Stored data
★ ★ ★ ★
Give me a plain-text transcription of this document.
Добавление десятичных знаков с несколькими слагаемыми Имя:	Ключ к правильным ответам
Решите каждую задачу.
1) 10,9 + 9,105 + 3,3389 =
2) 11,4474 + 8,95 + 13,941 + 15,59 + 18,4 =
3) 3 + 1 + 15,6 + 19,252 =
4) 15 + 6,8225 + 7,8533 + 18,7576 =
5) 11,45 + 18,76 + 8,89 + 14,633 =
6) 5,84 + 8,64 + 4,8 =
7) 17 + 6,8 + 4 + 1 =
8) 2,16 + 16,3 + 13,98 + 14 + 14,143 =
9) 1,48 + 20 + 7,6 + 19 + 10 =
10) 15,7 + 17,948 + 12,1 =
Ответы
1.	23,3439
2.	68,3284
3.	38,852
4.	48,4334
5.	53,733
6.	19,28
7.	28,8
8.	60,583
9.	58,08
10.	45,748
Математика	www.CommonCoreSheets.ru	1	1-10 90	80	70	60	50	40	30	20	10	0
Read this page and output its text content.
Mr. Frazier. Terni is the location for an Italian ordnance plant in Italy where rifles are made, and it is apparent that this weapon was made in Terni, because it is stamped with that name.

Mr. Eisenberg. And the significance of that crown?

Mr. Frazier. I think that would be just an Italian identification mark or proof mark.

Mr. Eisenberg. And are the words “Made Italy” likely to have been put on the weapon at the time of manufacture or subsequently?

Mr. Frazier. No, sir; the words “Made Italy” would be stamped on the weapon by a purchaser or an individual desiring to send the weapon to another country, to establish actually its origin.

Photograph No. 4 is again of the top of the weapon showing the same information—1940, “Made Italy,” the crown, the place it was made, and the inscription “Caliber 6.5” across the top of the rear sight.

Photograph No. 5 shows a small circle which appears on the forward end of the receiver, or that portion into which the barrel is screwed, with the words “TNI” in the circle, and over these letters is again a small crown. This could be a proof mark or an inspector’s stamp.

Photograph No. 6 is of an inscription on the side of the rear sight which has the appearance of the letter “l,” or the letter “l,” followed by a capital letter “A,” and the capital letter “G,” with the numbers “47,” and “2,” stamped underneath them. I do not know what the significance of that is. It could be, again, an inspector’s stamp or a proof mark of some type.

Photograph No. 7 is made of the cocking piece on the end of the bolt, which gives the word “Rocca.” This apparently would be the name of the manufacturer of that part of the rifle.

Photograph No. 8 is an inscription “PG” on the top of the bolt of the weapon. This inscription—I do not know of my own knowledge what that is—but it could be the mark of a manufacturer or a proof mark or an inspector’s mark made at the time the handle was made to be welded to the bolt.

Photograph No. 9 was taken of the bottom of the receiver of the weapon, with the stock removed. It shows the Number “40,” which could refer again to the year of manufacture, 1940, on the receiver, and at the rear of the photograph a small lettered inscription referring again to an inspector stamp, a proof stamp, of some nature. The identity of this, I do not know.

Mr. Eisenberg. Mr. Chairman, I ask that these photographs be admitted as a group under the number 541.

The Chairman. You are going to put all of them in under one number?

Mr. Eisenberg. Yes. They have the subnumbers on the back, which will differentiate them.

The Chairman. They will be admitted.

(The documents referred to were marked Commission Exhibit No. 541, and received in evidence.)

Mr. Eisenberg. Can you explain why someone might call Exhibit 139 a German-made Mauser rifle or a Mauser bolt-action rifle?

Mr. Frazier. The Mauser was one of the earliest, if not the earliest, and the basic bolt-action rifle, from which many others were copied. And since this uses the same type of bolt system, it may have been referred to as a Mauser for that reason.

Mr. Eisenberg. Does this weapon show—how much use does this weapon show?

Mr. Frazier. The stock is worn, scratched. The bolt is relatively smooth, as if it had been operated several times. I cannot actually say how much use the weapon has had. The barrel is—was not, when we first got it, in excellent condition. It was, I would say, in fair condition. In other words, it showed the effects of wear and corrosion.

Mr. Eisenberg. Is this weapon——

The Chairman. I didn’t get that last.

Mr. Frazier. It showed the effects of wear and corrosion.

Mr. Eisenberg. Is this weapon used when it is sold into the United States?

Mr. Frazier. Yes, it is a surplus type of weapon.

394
★ ★ ★ ★
INSTRUCTION –
Search the listing for the string "effects". Copy each line where it turns up.

COMPLETE ANSWER –
Mr. Frazier. The stock is worn, scratched. The bolt is relatively smooth, as if it had been operated several times. I cannot actually say how much use the weapon has had. The barrel is—was not, when we first got it, in excellent condition. It was, I would say, in fair condition. In other words, it showed the effects of wear and corrosion.
Mr. Frazier. It showed the effects of wear and corrosion.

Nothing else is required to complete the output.